>> BEGIN DATA ENTRIES

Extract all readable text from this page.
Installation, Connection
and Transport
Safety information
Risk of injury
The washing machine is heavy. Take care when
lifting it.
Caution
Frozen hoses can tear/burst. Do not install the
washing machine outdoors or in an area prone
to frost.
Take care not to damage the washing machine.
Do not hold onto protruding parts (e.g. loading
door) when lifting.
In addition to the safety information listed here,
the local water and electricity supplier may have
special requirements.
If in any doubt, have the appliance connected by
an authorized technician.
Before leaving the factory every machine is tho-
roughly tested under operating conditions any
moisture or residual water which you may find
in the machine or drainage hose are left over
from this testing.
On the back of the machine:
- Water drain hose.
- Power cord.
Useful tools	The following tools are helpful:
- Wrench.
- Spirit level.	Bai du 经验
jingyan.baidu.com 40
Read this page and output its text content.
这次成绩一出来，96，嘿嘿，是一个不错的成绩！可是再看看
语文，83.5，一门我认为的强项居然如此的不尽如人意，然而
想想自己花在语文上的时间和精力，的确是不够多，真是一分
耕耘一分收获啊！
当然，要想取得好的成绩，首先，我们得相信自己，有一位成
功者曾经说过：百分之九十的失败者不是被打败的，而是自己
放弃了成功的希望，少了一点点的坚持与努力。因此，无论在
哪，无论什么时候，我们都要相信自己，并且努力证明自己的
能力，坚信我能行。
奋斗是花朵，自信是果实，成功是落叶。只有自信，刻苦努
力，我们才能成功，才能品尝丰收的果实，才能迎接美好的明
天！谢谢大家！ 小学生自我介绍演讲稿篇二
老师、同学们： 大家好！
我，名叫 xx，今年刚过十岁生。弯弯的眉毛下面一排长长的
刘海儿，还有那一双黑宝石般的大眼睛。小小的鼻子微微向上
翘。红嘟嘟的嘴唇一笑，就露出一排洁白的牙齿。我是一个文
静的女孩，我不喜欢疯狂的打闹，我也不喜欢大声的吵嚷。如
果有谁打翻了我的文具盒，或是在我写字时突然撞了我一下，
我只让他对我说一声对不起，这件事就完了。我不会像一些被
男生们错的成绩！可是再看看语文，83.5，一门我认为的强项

>> END DATA ENTRIES

INSTRUCTIONS TO FOLLOW ▸
Gather from the entries above all lines that include the string "text".

EXERCISE RESPONSE ▸
Extract all readable text from this page.
Read this page and output its text content.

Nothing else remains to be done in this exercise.